> _Your task_
Return all lines from the listing below in which the string "JSON" occurs.
============
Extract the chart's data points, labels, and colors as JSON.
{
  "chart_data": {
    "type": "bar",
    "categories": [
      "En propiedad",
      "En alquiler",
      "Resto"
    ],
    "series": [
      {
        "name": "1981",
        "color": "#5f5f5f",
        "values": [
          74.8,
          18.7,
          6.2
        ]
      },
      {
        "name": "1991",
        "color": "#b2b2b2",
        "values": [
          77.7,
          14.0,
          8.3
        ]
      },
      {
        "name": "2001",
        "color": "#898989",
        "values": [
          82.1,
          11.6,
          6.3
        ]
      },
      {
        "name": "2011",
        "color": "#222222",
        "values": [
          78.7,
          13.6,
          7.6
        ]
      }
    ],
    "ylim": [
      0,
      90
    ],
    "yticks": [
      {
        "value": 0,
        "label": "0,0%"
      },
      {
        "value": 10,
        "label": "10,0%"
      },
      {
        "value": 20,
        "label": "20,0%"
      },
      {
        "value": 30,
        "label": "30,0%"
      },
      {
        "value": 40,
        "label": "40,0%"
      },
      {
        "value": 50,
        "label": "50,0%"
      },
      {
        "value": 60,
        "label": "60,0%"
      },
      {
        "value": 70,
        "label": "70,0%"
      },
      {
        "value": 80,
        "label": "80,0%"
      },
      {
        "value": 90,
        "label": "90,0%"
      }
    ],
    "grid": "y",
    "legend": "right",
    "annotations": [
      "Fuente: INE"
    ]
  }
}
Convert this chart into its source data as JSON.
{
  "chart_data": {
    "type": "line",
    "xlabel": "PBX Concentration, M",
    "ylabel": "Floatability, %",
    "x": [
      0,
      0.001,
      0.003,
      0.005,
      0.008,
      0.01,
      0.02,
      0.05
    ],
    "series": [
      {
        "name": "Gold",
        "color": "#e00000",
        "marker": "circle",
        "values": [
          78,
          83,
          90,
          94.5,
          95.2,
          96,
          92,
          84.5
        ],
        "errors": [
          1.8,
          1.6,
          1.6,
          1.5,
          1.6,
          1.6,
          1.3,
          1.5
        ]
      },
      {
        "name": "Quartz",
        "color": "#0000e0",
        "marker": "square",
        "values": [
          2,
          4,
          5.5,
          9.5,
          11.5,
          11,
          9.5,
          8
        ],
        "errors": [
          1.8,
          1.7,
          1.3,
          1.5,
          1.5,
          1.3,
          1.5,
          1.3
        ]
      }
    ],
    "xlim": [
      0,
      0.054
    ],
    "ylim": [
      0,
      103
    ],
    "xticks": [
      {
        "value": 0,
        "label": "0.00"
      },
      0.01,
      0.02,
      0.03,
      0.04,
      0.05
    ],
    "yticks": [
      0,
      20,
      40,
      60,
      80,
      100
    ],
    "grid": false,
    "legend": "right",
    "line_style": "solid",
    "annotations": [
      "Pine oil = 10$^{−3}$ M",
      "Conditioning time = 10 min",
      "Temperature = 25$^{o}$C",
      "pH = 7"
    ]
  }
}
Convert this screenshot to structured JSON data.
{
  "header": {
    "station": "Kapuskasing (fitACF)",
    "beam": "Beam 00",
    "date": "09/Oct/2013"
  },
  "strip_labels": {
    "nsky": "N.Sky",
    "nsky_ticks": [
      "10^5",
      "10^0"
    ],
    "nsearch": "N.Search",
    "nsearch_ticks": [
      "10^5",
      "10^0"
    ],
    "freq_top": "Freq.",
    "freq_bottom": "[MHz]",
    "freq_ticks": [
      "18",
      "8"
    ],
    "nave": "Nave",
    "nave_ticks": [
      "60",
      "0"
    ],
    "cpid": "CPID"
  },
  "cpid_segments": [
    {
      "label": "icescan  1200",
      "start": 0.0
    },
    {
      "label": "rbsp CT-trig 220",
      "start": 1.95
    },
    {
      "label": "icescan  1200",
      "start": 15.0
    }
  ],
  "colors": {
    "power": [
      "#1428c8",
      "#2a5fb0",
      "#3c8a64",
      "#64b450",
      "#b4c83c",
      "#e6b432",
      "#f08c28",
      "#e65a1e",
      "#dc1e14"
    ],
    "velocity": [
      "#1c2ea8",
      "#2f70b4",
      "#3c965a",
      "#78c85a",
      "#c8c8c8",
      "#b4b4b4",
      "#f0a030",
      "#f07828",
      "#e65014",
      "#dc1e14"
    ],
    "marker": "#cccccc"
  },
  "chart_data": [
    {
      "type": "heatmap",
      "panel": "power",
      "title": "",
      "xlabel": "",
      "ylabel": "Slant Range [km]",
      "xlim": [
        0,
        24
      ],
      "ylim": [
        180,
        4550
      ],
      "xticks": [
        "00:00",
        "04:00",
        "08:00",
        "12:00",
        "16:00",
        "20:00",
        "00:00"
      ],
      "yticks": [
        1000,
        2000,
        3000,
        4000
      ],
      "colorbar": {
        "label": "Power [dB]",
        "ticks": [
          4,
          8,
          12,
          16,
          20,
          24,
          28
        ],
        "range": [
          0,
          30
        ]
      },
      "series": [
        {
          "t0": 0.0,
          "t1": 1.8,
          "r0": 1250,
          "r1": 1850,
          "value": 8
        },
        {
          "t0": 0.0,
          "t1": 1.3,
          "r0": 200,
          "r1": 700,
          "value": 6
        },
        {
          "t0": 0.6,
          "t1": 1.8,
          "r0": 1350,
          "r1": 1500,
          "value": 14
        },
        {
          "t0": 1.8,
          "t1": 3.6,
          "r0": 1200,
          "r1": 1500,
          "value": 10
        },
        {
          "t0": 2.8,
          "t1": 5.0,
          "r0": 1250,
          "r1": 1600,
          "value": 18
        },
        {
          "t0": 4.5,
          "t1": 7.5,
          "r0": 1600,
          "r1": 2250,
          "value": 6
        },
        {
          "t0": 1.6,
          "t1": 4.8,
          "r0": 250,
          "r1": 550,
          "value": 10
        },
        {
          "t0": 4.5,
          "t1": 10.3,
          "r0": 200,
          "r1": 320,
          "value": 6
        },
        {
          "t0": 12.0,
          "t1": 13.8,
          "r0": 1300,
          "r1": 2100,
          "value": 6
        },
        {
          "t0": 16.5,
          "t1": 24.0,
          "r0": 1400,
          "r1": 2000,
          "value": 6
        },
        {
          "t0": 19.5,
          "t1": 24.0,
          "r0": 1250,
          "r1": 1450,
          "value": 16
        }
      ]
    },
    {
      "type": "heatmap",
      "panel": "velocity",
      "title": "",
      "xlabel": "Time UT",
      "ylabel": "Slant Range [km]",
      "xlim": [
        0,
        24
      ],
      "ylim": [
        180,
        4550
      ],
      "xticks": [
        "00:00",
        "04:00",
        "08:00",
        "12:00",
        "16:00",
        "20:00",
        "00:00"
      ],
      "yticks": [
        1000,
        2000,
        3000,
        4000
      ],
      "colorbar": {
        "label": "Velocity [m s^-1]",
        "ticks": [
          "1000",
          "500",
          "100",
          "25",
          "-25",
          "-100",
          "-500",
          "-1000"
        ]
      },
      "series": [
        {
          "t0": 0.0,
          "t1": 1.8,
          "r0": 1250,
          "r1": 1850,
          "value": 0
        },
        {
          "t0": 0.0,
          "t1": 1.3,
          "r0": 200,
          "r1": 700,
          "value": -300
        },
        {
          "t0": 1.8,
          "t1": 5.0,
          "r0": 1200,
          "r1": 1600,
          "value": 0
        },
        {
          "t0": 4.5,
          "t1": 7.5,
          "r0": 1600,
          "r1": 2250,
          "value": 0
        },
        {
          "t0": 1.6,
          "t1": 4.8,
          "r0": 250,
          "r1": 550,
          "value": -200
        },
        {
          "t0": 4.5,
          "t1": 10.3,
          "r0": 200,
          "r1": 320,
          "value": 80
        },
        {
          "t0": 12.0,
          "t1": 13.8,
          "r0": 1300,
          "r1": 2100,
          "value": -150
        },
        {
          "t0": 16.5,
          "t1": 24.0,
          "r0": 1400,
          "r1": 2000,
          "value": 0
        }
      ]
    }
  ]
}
============
> _Correct answer_
Extract the chart's data points, labels, and colors as JSON.
Convert this chart into its source data as JSON.
Convert this screenshot to structured JSON data.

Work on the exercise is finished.